Type out the data exactly as given. Skip any image.

Items →
+ + + + +

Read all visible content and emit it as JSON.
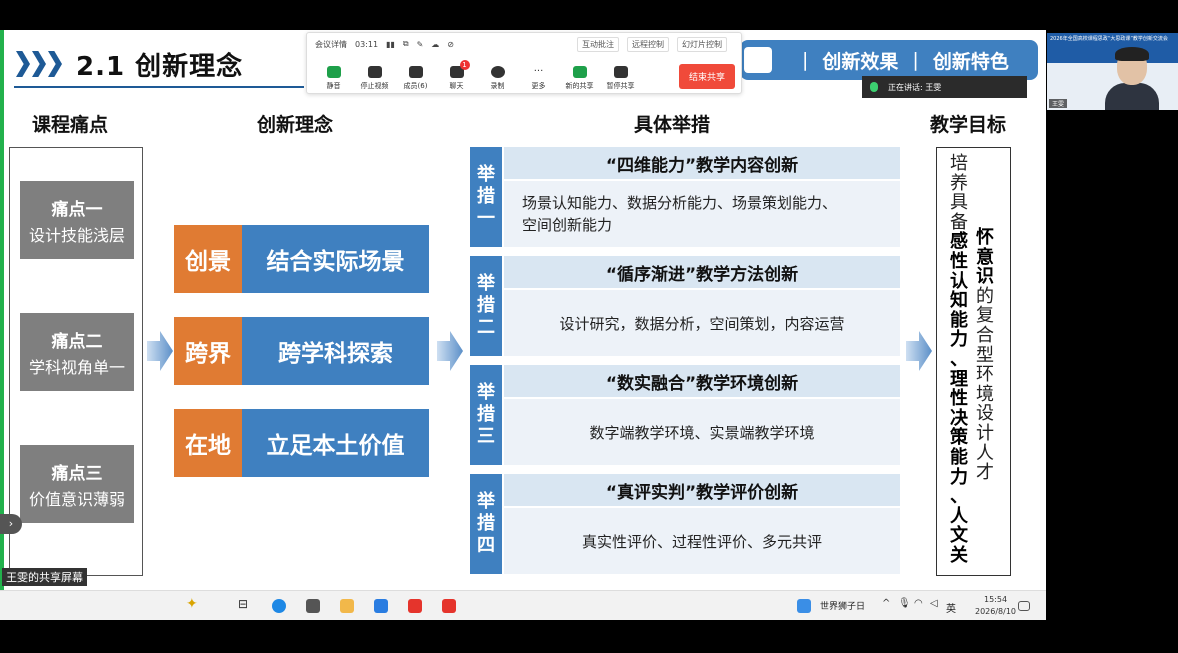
{
  "slide": {
    "title": "2.1 创新理念",
    "nav_items": [
      "创新效果",
      "创新特色"
    ],
    "nav_sep": "|"
  },
  "meeting": {
    "top": {
      "details": "会议详情",
      "time": "03:11",
      "interaction": "互动批注",
      "remote": "远程控制",
      "slideshow": "幻灯片控制"
    },
    "buttons": [
      {
        "label": "静音"
      },
      {
        "label": "停止视频"
      },
      {
        "label": "成员(6)"
      },
      {
        "label": "聊天",
        "badge": "1"
      },
      {
        "label": "录制"
      },
      {
        "label": "更多"
      },
      {
        "label": "新的共享"
      },
      {
        "label": "暂停共享"
      }
    ],
    "end_share": "结束共享",
    "speaker": "正在讲话:  王雯"
  },
  "columns": {
    "pain": "课程痛点",
    "concept": "创新理念",
    "measure": "具体举措",
    "goal": "教学目标"
  },
  "pains": [
    {
      "title": "痛点一",
      "desc": "设计技能浅层"
    },
    {
      "title": "痛点二",
      "desc": "学科视角单一"
    },
    {
      "title": "痛点三",
      "desc": "价值意识薄弱"
    }
  ],
  "concepts": [
    {
      "tag": "创景",
      "text": "结合实际场景"
    },
    {
      "tag": "跨界",
      "text": "跨学科探索"
    },
    {
      "tag": "在地",
      "text": "立足本土价值"
    }
  ],
  "measures": [
    {
      "tag": [
        "举",
        "措",
        "一"
      ],
      "head": "“四维能力”教学内容创新",
      "body_lines": [
        "场景认知能力、数据分析能力、场景策划能力、",
        "空间创新能力"
      ]
    },
    {
      "tag": [
        "举",
        "措",
        "二"
      ],
      "head": "“循序渐进”教学方法创新",
      "body_lines": [
        "设计研究，数据分析，空间策划，内容运营"
      ]
    },
    {
      "tag": [
        "举",
        "措",
        "三"
      ],
      "head": "“数实融合”教学环境创新",
      "body_lines": [
        "数字端教学环境、实景端教学环境"
      ]
    },
    {
      "tag": [
        "举",
        "措",
        "四"
      ],
      "head": "“真评实判”教学评价创新",
      "body_lines": [
        "真实性评价、过程性评价、多元共评"
      ]
    }
  ],
  "goal": {
    "col1": [
      "培",
      "养",
      "具",
      "备",
      "感",
      "性",
      "认",
      "知",
      "能",
      "力",
      "、",
      "理",
      "性",
      "决",
      "策",
      "能",
      "力",
      "、",
      "人",
      "文",
      "关"
    ],
    "col1_bold_from": 4,
    "col2": [
      "怀",
      "意",
      "识",
      "的",
      "复",
      "合",
      "型",
      "环",
      "境",
      "设",
      "计",
      "人",
      "才"
    ],
    "col2_bold_until": 3
  },
  "taskbar": {
    "share_label": "王雯的共享屏幕",
    "widget": "世界狮子日",
    "lang": "英",
    "time": "15:54",
    "date": "2026/8/10"
  },
  "video": {
    "name": "王雯",
    "banner": "2026年全国高校课程思政“大思政课”教学创新交流会"
  },
  "colors": {
    "blue": "#3f80c0",
    "orange": "#e07b33",
    "gray": "#7f7f7f",
    "end_red": "#f04a3a"
  }
}
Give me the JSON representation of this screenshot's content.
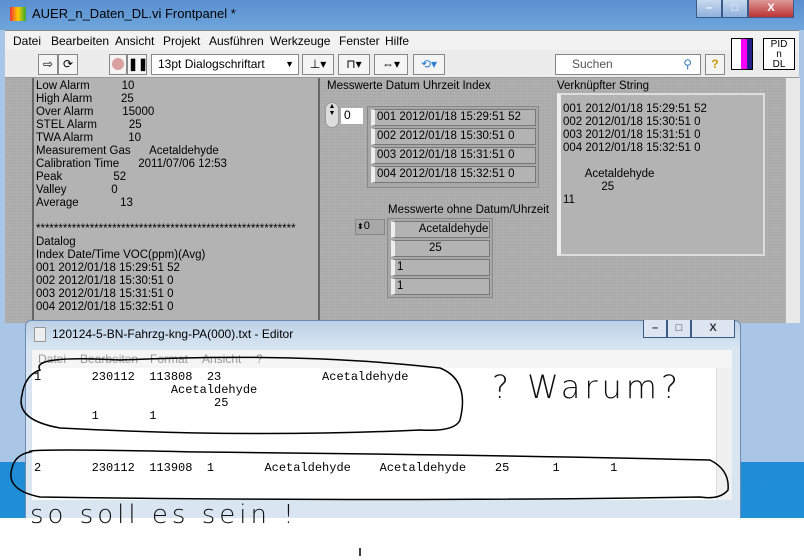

+ + + + +

Answer for the task →
Read all visible content and emit it as JSON.
{
  "slide": {
    "title": "2.1 创新理念",
    "nav_items": [
      "创新效果",
      "创新特色"
    ],
    "nav_sep": "|"
  },
  "meeting": {
    "top": {
      "details": "会议详情",
      "time": "03:11",
      "interaction": "互动批注",
      "remote": "远程控制",
      "slideshow": "幻灯片控制"
    },
    "buttons": [
      {
        "label": "静音"
      },
      {
        "label": "停止视频"
      },
      {
        "label": "成员(6)"
      },
      {
        "label": "聊天",
        "badge": "1"
      },
      {
        "label": "录制"
      },
      {
        "label": "更多"
      },
      {
        "label": "新的共享"
      },
      {
        "label": "暂停共享"
      }
    ],
    "end_share": "结束共享",
    "speaker": "正在讲话:  王雯"
  },
  "columns": {
    "pain": "课程痛点",
    "concept": "创新理念",
    "measure": "具体举措",
    "goal": "教学目标"
  },
  "pains": [
    {
      "title": "痛点一",
      "desc": "设计技能浅层"
    },
    {
      "title": "痛点二",
      "desc": "学科视角单一"
    },
    {
      "title": "痛点三",
      "desc": "价值意识薄弱"
    }
  ],
  "concepts": [
    {
      "tag": "创景",
      "text": "结合实际场景"
    },
    {
      "tag": "跨界",
      "text": "跨学科探索"
    },
    {
      "tag": "在地",
      "text": "立足本土价值"
    }
  ],
  "measures": [
    {
      "tag": [
        "举",
        "措",
        "一"
      ],
      "head": "“四维能力”教学内容创新",
      "body_lines": [
        "场景认知能力、数据分析能力、场景策划能力、",
        "空间创新能力"
      ]
    },
    {
      "tag": [
        "举",
        "措",
        "二"
      ],
      "head": "“循序渐进”教学方法创新",
      "body_lines": [
        "设计研究，数据分析，空间策划，内容运营"
      ]
    },
    {
      "tag": [
        "举",
        "措",
        "三"
      ],
      "head": "“数实融合”教学环境创新",
      "body_lines": [
        "数字端教学环境、实景端教学环境"
      ]
    },
    {
      "tag": [
        "举",
        "措",
        "四"
      ],
      "head": "“真评实判”教学评价创新",
      "body_lines": [
        "真实性评价、过程性评价、多元共评"
      ]
    }
  ],
  "goal": {
    "col1": [
      "培",
      "养",
      "具",
      "备",
      "感",
      "性",
      "认",
      "知",
      "能",
      "力",
      "、",
      "理",
      "性",
      "决",
      "策",
      "能",
      "力",
      "、",
      "人",
      "文",
      "关"
    ],
    "col1_bold_from": 4,
    "col2": [
      "怀",
      "意",
      "识",
      "的",
      "复",
      "合",
      "型",
      "环",
      "境",
      "设",
      "计",
      "人",
      "才"
    ],
    "col2_bold_until": 3
  },
  "taskbar": {
    "share_label": "王雯的共享屏幕",
    "widget": "世界狮子日",
    "lang": "英",
    "time": "15:54",
    "date": "2026/8/10"
  },
  "video": {
    "name": "王雯",
    "banner": "2026年全国高校课程思政“大思政课”教学创新交流会"
  },
  "colors": {
    "blue": "#3f80c0",
    "orange": "#e07b33",
    "gray": "#7f7f7f",
    "end_red": "#f04a3a"
  }
}
Give me the JSON representation of this screenshot's content.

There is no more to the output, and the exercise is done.